Collected data entries
-----
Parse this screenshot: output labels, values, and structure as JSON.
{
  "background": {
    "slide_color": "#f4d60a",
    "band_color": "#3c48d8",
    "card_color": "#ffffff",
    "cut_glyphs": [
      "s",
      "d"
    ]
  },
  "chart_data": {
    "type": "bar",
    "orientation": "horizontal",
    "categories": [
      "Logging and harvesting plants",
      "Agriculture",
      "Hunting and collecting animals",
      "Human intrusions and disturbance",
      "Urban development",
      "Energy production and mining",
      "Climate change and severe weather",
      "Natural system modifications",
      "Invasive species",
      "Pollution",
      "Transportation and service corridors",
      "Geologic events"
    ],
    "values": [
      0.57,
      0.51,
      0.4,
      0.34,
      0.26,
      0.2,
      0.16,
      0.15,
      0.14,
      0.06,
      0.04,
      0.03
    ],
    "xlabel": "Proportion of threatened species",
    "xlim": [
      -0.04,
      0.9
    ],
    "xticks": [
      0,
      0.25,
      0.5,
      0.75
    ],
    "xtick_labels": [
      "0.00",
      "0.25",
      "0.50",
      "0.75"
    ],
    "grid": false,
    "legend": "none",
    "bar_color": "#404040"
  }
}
-----
- [To do] In the records above, find each line that holds the word "values"; copy all such lines.

- [Response to the task]
Parse this screenshot: output labels, values, and structure as JSON.
    "values": [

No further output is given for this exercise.